#### Dataset excerpt
_ _ _ _ _
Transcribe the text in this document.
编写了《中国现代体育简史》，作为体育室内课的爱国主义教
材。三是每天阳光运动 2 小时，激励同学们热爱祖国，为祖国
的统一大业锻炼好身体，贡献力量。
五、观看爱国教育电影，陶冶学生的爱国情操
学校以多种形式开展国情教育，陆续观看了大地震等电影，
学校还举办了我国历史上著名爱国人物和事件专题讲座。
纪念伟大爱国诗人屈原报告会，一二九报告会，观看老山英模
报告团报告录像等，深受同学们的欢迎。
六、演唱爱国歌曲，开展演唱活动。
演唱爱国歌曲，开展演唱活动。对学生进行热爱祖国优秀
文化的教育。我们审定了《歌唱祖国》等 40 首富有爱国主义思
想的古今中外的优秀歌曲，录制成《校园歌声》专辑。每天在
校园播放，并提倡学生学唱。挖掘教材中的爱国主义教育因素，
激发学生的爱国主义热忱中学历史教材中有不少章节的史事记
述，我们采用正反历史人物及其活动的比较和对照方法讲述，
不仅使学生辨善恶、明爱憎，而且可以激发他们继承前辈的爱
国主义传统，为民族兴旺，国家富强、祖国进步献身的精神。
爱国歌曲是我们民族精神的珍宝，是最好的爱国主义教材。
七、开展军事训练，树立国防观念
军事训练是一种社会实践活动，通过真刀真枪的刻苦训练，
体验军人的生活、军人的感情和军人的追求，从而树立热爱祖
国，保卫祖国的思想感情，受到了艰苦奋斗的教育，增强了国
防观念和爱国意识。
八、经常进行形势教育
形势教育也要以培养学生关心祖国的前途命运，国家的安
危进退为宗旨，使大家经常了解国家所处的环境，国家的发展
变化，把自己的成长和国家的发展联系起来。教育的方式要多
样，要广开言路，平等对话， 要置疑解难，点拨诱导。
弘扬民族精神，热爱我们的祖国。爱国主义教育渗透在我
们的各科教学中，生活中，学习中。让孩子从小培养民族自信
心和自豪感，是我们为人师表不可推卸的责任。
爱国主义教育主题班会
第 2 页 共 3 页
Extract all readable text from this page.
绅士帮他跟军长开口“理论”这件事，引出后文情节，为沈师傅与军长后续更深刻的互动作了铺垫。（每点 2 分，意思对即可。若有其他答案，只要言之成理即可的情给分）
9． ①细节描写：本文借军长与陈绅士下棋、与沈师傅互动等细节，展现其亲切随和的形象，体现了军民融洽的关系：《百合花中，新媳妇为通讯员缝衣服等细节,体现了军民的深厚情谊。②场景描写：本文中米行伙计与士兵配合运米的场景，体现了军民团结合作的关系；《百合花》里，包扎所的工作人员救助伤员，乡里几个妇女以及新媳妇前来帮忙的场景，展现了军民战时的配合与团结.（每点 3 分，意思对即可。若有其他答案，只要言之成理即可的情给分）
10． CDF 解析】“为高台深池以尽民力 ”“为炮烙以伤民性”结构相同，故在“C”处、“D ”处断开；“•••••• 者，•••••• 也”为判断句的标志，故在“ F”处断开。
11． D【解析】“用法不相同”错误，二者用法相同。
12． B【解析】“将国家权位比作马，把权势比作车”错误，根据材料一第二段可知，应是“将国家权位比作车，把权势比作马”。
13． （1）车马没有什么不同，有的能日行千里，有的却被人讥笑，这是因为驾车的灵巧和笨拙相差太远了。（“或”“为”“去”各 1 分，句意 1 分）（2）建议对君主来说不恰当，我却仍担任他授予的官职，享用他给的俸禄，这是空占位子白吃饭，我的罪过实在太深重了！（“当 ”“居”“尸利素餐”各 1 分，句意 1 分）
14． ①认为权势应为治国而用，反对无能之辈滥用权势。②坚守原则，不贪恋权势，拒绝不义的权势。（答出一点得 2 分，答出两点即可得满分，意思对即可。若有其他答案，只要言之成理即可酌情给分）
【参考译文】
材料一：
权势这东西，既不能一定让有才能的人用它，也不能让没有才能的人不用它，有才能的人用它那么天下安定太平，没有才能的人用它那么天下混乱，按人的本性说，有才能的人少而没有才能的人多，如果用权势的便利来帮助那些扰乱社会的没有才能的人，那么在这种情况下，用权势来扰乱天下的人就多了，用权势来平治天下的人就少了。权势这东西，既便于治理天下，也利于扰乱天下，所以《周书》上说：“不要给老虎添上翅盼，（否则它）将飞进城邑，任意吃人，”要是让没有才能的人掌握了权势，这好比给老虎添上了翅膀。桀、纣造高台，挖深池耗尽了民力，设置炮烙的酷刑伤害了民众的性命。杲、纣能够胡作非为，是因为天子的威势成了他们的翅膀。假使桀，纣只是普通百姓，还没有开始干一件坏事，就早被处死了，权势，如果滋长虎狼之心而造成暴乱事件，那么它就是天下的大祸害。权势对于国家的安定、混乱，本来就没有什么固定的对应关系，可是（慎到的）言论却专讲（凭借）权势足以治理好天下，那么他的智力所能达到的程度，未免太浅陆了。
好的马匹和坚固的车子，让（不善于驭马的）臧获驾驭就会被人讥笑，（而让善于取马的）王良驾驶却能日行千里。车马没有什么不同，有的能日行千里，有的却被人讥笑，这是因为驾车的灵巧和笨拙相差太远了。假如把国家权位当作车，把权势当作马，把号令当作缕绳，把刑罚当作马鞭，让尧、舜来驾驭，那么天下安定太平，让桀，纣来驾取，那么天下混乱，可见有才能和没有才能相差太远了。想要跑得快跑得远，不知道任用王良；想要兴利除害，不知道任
_ _ _ _ _
#### TO BE DONE
Make an exact copy of every line in the data.

#### EXERCISE ANSWER
Transcribe the text in this document.
编写了《中国现代体育简史》，作为体育室内课的爱国主义教
材。三是每天阳光运动 2 小时，激励同学们热爱祖国，为祖国
的统一大业锻炼好身体，贡献力量。
五、观看爱国教育电影，陶冶学生的爱国情操
学校以多种形式开展国情教育，陆续观看了大地震等电影，
学校还举办了我国历史上著名爱国人物和事件专题讲座。
纪念伟大爱国诗人屈原报告会，一二九报告会，观看老山英模
报告团报告录像等，深受同学们的欢迎。
六、演唱爱国歌曲，开展演唱活动。
演唱爱国歌曲，开展演唱活动。对学生进行热爱祖国优秀
文化的教育。我们审定了《歌唱祖国》等 40 首富有爱国主义思
想的古今中外的优秀歌曲，录制成《校园歌声》专辑。每天在
校园播放，并提倡学生学唱。挖掘教材中的爱国主义教育因素，
激发学生的爱国主义热忱中学历史教材中有不少章节的史事记
述，我们采用正反历史人物及其活动的比较和对照方法讲述，
不仅使学生辨善恶、明爱憎，而且可以激发他们继承前辈的爱
国主义传统，为民族兴旺，国家富强、祖国进步献身的精神。
爱国歌曲是我们民族精神的珍宝，是最好的爱国主义教材。
七、开展军事训练，树立国防观念
军事训练是一种社会实践活动，通过真刀真枪的刻苦训练，
体验军人的生活、军人的感情和军人的追求，从而树立热爱祖
国，保卫祖国的思想感情，受到了艰苦奋斗的教育，增强了国
防观念和爱国意识。
八、经常进行形势教育
形势教育也要以培养学生关心祖国的前途命运，国家的安
危进退为宗旨，使大家经常了解国家所处的环境，国家的发展
变化，把自己的成长和国家的发展联系起来。教育的方式要多
样，要广开言路，平等对话， 要置疑解难，点拨诱导。
弘扬民族精神，热爱我们的祖国。爱国主义教育渗透在我
们的各科教学中，生活中，学习中。让孩子从小培养民族自信
心和自豪感，是我们为人师表不可推卸的责任。
爱国主义教育主题班会
第 2 页 共 3 页
Extract all readable text from this page.
绅士帮他跟军长开口“理论”这件事，引出后文情节，为沈师傅与军长后续更深刻的互动作了铺垫。（每点 2 分，意思对即可。若有其他答案，只要言之成理即可的情给分）
9． ①细节描写：本文借军长与陈绅士下棋、与沈师傅互动等细节，展现其亲切随和的形象，体现了军民融洽的关系：《百合花中，新媳妇为通讯员缝衣服等细节,体现了军民的深厚情谊。②场景描写：本文中米行伙计与士兵配合运米的场景，体现了军民团结合作的关系；《百合花》里，包扎所的工作人员救助伤员，乡里几个妇女以及新媳妇前来帮忙的场景，展现了军民战时的配合与团结.（每点 3 分，意思对即可。若有其他答案，只要言之成理即可的情给分）
10． CDF 解析】“为高台深池以尽民力 ”“为炮烙以伤民性”结构相同，故在“C”处、“D ”处断开；“•••••• 者，•••••• 也”为判断句的标志，故在“ F”处断开。
11． D【解析】“用法不相同”错误，二者用法相同。
12． B【解析】“将国家权位比作马，把权势比作车”错误，根据材料一第二段可知，应是“将国家权位比作车，把权势比作马”。
13． （1）车马没有什么不同，有的能日行千里，有的却被人讥笑，这是因为驾车的灵巧和笨拙相差太远了。（“或”“为”“去”各 1 分，句意 1 分）（2）建议对君主来说不恰当，我却仍担任他授予的官职，享用他给的俸禄，这是空占位子白吃饭，我的罪过实在太深重了！（“当 ”“居”“尸利素餐”各 1 分，句意 1 分）
14． ①认为权势应为治国而用，反对无能之辈滥用权势。②坚守原则，不贪恋权势，拒绝不义的权势。（答出一点得 2 分，答出两点即可得满分，意思对即可。若有其他答案，只要言之成理即可酌情给分）
【参考译文】
材料一：
权势这东西，既不能一定让有才能的人用它，也不能让没有才能的人不用它，有才能的人用它那么天下安定太平，没有才能的人用它那么天下混乱，按人的本性说，有才能的人少而没有才能的人多，如果用权势的便利来帮助那些扰乱社会的没有才能的人，那么在这种情况下，用权势来扰乱天下的人就多了，用权势来平治天下的人就少了。权势这东西，既便于治理天下，也利于扰乱天下，所以《周书》上说：“不要给老虎添上翅盼，（否则它）将飞进城邑，任意吃人，”要是让没有才能的人掌握了权势，这好比给老虎添上了翅膀。桀、纣造高台，挖深池耗尽了民力，设置炮烙的酷刑伤害了民众的性命。杲、纣能够胡作非为，是因为天子的威势成了他们的翅膀。假使桀，纣只是普通百姓，还没有开始干一件坏事，就早被处死了，权势，如果滋长虎狼之心而造成暴乱事件，那么它就是天下的大祸害。权势对于国家的安定、混乱，本来就没有什么固定的对应关系，可是（慎到的）言论却专讲（凭借）权势足以治理好天下，那么他的智力所能达到的程度，未免太浅陆了。
好的马匹和坚固的车子，让（不善于驭马的）臧获驾驭就会被人讥笑，（而让善于取马的）王良驾驶却能日行千里。车马没有什么不同，有的能日行千里，有的却被人讥笑，这是因为驾车的灵巧和笨拙相差太远了。假如把国家权位当作车，把权势当作马，把号令当作缕绳，把刑罚当作马鞭，让尧、舜来驾驭，那么天下安定太平，让桀，纣来驾取，那么天下混乱，可见有才能和没有才能相差太远了。想要跑得快跑得远，不知道任用王良；想要兴利除害，不知道任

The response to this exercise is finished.